Problem to work on: Render the lines from the start of the entries through the line that contains "white-pawn: ♟ xyxy=(52,107,132,182)" as a JSON list of strings, one string per line, with blank lines left out.

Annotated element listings
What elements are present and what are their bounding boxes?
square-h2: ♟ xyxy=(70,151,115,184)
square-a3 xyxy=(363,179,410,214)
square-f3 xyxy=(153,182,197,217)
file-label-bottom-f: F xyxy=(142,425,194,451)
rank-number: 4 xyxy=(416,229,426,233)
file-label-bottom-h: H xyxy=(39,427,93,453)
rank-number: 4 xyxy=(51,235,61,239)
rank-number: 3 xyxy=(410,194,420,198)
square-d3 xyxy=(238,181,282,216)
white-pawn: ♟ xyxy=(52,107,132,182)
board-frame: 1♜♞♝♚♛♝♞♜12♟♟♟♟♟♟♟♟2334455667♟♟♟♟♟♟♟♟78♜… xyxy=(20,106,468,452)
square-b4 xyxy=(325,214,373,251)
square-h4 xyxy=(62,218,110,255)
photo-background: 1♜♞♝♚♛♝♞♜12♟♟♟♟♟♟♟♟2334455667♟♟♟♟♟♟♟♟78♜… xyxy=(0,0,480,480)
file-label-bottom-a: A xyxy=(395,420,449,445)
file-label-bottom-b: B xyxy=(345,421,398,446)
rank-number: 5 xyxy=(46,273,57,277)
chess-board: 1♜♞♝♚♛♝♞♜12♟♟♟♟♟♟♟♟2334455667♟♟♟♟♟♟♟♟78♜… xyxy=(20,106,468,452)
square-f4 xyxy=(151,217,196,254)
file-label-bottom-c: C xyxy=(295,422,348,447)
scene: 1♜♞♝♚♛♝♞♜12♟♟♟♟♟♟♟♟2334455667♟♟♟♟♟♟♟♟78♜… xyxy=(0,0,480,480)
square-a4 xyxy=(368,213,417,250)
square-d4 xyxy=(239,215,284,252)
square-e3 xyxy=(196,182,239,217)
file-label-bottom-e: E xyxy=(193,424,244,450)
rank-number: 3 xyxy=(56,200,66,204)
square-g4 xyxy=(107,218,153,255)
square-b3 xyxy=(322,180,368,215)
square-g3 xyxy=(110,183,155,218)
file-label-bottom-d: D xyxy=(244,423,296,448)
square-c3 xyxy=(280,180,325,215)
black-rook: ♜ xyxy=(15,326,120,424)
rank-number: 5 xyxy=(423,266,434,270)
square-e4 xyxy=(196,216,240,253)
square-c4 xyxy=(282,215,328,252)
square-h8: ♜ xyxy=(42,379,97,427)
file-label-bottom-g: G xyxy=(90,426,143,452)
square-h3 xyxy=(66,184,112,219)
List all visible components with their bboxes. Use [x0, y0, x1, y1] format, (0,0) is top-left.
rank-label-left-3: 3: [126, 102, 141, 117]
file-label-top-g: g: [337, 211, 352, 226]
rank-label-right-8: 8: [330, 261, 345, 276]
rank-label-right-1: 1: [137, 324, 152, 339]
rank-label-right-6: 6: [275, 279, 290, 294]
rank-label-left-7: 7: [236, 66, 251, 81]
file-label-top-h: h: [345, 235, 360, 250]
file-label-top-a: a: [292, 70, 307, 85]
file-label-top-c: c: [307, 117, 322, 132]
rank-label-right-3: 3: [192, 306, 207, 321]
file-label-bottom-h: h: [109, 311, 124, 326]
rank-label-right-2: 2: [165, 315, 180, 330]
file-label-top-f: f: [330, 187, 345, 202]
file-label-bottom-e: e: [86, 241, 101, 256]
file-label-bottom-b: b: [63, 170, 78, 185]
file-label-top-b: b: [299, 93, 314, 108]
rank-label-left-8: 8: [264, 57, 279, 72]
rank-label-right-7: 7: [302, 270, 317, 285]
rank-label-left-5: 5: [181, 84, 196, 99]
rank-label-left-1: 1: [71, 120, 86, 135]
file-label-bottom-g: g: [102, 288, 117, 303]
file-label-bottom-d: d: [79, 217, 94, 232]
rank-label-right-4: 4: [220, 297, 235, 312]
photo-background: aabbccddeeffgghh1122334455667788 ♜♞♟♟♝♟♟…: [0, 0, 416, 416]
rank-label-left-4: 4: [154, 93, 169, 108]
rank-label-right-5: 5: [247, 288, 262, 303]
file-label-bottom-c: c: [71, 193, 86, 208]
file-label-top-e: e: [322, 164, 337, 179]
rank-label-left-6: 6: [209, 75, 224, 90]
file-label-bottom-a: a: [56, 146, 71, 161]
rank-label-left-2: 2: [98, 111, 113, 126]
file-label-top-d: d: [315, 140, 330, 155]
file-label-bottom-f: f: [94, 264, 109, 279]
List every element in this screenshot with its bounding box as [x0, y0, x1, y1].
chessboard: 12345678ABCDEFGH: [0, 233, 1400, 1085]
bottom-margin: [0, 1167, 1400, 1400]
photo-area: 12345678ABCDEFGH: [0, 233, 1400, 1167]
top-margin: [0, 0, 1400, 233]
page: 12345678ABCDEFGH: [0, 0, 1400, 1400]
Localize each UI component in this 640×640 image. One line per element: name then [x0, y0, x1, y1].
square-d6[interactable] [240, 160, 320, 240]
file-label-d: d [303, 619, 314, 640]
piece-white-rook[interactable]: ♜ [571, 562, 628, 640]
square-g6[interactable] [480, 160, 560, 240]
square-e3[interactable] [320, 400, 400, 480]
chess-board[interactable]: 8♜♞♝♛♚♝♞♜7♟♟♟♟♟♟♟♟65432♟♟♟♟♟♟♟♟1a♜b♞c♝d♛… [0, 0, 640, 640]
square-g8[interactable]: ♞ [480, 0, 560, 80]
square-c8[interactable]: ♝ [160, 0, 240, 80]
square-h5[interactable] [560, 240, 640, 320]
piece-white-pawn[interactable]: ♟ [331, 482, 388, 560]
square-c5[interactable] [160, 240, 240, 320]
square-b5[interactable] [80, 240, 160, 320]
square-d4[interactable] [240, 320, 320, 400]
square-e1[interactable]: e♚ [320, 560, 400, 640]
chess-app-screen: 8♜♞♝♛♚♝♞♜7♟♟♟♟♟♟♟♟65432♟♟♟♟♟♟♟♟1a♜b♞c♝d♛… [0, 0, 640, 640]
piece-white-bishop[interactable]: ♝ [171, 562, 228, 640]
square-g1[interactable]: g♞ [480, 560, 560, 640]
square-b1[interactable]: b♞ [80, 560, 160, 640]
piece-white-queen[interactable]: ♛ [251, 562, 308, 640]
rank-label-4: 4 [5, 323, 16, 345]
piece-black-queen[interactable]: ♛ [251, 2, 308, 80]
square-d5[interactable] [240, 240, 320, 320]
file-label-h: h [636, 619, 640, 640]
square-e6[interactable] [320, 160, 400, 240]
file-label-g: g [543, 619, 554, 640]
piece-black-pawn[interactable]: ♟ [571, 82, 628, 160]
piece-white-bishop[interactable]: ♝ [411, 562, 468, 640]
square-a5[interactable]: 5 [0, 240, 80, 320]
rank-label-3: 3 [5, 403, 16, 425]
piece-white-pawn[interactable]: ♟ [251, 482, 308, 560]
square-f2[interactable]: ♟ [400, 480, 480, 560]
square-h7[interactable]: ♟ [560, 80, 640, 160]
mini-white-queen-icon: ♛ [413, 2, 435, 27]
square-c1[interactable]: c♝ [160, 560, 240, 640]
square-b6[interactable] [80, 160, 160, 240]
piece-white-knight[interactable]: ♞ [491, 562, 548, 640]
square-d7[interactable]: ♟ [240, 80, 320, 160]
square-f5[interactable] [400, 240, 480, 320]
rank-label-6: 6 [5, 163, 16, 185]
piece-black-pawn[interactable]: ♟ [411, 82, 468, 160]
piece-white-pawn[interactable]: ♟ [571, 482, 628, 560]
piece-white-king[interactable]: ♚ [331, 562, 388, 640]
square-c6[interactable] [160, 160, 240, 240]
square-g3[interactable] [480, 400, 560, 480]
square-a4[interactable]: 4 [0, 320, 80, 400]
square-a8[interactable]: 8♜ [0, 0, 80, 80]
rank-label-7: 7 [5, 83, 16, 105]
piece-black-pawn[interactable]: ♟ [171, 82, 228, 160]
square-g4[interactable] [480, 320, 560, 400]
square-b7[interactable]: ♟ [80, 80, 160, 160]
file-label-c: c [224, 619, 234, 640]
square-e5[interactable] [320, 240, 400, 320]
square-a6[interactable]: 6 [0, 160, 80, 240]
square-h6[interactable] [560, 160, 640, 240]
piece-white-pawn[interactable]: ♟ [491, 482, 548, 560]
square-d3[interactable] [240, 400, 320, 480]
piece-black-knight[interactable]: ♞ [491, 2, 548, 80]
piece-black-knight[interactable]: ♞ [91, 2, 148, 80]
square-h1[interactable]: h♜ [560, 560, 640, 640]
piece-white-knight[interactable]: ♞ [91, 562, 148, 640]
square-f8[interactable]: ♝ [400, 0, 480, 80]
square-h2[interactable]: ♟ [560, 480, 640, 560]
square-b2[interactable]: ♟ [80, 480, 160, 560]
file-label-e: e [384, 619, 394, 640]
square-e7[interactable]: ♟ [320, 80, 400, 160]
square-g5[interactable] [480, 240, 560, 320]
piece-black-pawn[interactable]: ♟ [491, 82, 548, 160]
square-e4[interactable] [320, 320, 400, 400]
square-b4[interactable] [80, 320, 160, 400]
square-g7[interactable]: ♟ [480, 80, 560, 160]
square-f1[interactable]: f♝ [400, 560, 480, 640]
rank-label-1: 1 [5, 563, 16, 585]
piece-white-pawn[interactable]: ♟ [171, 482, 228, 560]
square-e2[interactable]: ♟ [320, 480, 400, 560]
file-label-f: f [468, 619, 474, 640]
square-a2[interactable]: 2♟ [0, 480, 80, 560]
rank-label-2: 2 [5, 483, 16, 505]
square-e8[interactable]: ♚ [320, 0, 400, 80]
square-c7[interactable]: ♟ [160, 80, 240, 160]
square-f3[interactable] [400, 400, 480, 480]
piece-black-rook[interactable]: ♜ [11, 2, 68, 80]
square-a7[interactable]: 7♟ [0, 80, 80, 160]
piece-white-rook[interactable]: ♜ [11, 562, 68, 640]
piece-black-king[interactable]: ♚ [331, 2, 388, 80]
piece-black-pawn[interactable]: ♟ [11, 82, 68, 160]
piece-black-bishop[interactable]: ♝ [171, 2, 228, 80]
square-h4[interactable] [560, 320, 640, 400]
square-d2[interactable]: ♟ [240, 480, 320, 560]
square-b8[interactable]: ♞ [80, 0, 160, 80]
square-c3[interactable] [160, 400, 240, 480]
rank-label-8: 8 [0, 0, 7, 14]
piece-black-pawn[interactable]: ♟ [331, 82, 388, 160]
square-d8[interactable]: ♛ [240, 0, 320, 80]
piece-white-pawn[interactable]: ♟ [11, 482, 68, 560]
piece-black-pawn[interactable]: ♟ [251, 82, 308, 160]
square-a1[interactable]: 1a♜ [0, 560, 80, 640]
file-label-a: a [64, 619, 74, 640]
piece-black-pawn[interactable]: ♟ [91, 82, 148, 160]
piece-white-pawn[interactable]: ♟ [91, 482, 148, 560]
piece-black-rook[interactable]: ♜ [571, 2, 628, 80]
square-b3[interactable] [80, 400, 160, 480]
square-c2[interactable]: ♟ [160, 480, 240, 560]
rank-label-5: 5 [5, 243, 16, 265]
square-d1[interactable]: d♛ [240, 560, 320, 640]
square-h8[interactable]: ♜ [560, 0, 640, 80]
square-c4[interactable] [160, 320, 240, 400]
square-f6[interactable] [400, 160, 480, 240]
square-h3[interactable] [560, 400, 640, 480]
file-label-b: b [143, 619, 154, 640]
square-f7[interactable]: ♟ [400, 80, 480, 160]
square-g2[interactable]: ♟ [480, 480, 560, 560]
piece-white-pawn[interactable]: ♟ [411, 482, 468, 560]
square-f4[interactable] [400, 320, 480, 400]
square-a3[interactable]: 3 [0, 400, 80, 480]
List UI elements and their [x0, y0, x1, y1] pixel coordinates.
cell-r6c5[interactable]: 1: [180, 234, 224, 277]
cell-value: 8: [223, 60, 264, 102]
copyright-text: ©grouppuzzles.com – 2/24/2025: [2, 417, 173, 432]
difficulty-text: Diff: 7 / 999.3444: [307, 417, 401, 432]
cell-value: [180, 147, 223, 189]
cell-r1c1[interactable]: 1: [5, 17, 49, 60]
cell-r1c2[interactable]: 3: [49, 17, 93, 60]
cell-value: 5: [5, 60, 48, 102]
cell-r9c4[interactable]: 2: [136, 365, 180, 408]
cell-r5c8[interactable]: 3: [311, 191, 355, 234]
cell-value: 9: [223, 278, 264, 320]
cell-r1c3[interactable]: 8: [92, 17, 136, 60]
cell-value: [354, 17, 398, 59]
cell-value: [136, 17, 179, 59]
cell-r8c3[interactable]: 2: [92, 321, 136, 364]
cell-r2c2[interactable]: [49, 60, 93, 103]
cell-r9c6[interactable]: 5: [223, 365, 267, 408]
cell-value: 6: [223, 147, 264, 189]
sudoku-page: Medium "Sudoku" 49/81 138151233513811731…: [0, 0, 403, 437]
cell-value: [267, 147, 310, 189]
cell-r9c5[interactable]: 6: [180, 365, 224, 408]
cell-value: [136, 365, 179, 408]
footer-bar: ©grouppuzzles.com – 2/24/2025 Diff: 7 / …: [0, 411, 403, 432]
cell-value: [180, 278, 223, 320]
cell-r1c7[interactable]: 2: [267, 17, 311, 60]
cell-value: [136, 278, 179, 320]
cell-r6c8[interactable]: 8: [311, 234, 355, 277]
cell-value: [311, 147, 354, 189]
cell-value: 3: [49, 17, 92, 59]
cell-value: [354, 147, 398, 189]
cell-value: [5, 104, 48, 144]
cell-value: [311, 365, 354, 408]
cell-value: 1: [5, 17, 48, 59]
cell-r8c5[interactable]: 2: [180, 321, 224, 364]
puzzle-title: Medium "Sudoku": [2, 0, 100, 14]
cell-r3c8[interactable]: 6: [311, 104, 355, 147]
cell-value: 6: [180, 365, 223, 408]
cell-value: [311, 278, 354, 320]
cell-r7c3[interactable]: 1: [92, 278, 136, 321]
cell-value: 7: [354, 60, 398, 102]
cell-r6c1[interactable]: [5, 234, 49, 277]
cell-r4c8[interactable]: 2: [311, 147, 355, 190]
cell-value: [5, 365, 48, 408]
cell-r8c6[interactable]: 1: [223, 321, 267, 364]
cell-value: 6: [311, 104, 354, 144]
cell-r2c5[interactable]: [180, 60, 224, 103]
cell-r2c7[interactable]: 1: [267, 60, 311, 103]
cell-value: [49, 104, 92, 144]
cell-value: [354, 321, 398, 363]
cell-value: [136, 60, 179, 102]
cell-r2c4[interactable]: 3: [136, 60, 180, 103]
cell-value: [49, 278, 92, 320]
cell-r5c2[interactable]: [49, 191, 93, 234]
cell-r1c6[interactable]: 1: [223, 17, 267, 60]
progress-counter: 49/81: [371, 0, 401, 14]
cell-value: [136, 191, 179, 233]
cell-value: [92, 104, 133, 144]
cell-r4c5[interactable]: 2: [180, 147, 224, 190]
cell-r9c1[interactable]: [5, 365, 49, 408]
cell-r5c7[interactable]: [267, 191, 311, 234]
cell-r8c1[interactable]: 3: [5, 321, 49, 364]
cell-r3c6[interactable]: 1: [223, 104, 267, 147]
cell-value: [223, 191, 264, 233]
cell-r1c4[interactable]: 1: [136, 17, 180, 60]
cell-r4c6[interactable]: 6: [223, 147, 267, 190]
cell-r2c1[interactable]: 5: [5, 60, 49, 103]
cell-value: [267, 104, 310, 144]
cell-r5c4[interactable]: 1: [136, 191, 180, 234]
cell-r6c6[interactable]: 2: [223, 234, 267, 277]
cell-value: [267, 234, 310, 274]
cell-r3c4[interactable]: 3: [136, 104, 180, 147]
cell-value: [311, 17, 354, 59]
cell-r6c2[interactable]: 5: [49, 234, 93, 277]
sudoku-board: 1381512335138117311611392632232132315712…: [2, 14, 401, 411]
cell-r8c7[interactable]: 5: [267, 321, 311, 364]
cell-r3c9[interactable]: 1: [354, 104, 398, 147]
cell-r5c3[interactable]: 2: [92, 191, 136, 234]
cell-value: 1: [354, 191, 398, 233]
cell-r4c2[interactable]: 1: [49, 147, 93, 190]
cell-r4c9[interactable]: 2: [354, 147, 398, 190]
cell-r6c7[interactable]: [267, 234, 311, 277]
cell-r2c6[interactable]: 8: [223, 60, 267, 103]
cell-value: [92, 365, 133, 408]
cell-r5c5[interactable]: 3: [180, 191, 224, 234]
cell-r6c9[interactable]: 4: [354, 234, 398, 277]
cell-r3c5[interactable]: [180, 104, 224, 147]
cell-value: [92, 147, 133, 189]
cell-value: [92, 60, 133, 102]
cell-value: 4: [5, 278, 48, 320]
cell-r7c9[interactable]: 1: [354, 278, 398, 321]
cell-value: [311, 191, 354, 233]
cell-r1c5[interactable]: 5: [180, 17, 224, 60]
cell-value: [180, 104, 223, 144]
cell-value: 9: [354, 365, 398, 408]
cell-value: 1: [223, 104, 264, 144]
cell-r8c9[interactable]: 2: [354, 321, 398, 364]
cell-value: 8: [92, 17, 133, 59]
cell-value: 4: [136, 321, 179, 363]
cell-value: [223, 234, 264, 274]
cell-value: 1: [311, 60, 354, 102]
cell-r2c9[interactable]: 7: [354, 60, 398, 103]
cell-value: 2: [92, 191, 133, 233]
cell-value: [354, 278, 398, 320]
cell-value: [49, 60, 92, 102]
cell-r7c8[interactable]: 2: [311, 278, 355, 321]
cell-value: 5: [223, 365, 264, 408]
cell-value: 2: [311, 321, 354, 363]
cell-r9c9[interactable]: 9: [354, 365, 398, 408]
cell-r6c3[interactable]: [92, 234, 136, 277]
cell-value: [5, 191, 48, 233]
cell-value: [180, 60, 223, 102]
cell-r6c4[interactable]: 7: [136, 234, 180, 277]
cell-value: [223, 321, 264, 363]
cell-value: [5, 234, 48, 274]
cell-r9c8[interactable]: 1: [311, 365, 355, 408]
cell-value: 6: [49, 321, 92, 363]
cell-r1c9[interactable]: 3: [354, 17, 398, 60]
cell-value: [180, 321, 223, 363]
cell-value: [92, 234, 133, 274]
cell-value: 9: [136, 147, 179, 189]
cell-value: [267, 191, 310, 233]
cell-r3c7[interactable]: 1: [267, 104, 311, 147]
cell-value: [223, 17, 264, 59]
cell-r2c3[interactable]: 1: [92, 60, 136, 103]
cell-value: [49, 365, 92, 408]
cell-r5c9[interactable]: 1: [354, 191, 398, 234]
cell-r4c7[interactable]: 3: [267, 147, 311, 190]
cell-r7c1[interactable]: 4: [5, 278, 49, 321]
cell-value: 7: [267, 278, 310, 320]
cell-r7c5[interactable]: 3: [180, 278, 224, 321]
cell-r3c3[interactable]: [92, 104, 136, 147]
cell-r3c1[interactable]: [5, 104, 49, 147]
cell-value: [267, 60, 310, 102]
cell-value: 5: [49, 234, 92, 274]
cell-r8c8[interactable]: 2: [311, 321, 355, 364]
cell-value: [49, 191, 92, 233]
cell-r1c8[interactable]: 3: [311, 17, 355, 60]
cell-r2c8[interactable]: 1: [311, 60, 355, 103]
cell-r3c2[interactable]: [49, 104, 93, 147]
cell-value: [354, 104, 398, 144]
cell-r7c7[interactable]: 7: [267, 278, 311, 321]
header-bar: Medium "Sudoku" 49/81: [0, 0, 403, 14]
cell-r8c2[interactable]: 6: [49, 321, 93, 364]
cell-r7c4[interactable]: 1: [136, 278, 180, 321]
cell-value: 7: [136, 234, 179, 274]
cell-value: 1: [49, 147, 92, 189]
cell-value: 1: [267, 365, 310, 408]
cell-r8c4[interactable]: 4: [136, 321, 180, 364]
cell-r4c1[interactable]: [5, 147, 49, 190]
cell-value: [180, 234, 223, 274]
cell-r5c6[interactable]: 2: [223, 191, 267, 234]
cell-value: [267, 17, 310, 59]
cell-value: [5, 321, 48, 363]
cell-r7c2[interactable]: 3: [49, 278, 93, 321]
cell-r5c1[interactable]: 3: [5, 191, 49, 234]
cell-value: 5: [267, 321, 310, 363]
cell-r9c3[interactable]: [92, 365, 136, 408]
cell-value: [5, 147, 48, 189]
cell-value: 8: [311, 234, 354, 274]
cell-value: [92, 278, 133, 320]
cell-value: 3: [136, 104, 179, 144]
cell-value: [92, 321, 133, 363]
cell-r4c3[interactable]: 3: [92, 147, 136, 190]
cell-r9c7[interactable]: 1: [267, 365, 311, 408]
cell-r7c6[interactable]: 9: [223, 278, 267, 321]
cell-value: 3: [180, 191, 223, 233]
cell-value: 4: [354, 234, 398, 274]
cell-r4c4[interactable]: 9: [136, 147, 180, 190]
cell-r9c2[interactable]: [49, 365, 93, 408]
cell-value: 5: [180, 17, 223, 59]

Task response:
[
  "What elements are present and what are their bounding boxes?",
  "square-h2: ♟ xyxy=(70,151,115,184)",
  "square-a3 xyxy=(363,179,410,214)",
  "square-f3 xyxy=(153,182,197,217)",
  "file-label-bottom-f: F xyxy=(142,425,194,451)",
  "rank-number: 4 xyxy=(416,229,426,233)",
  "file-label-bottom-h: H xyxy=(39,427,93,453)",
  "rank-number: 4 xyxy=(51,235,61,239)",
  "rank-number: 3 xyxy=(410,194,420,198)",
  "square-d3 xyxy=(238,181,282,216)",
  "white-pawn: ♟ xyxy=(52,107,132,182)"
]